→ What to produce:
Set down each record exactly as written.

(Extracted records)
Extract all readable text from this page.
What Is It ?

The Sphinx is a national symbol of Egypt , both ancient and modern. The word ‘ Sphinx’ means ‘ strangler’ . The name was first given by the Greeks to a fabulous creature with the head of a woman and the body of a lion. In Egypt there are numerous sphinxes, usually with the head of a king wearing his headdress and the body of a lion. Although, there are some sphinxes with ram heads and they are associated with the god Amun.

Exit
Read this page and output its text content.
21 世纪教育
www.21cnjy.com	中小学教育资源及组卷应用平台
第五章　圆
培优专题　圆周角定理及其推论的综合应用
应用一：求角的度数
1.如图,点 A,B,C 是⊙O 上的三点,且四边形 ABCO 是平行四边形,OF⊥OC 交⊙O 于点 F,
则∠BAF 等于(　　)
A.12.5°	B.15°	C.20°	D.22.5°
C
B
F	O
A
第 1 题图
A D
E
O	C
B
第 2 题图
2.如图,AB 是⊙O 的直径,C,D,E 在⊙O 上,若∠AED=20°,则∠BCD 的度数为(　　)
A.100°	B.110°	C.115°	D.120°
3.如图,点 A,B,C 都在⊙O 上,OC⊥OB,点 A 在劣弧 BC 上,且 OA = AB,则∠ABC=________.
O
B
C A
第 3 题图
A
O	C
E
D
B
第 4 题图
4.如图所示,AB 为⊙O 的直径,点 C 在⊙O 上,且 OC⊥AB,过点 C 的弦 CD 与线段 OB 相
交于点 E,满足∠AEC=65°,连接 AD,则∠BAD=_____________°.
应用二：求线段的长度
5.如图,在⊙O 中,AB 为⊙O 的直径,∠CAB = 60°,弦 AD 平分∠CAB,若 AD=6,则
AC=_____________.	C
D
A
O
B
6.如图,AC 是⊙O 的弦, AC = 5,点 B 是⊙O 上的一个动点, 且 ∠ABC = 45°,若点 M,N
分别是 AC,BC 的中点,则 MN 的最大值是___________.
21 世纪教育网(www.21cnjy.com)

→ Output:
Extract all readable text from this page.
What Is It ?

The Sphinx is a national symbol of Egypt , both ancient and modern. The word ‘ Sphinx’ means ‘ strangler’ . The name was first given by the Greeks to a fabulous creature with the head of a woman and the body of a lion. In Egypt there are numerous sphinxes, usually with the head of a king wearing his headdress and the body of a lion. Although, there are some sphinxes with ram heads and they are associated with the god Amun.

Exit
Read this page and output its text content.
21 世纪教育
www.21cnjy.com	中小学教育资源及组卷应用平台
第五章　圆
培优专题　圆周角定理及其推论的综合应用
应用一：求角的度数
1.如图,点 A,B,C 是⊙O 上的三点,且四边形 ABCO 是平行四边形,OF⊥OC 交⊙O 于点 F,
则∠BAF 等于(　　)
A.12.5°	B.15°	C.20°	D.22.5°
C
B
F	O
A
第 1 题图
A D
E
O	C
B
第 2 题图
2.如图,AB 是⊙O 的直径,C,D,E 在⊙O 上,若∠AED=20°,则∠BCD 的度数为(　　)
A.100°	B.110°	C.115°	D.120°
3.如图,点 A,B,C 都在⊙O 上,OC⊥OB,点 A 在劣弧 BC 上,且 OA = AB,则∠ABC=________.
O
B
C A
第 3 题图
A
O	C
E
D
B
第 4 题图
4.如图所示,AB 为⊙O 的直径,点 C 在⊙O 上,且 OC⊥AB,过点 C 的弦 CD 与线段 OB 相
交于点 E,满足∠AEC=65°,连接 AD,则∠BAD=_____________°.
应用二：求线段的长度
5.如图,在⊙O 中,AB 为⊙O 的直径,∠CAB = 60°,弦 AD 平分∠CAB,若 AD=6,则
AC=_____________.	C
D
A
O
B
6.如图,AC 是⊙O 的弦, AC = 5,点 B 是⊙O 上的一个动点, 且 ∠ABC = 45°,若点 M,N
分别是 AC,BC 的中点,则 MN 的最大值是___________.
21 世纪教育网(www.21cnjy.com)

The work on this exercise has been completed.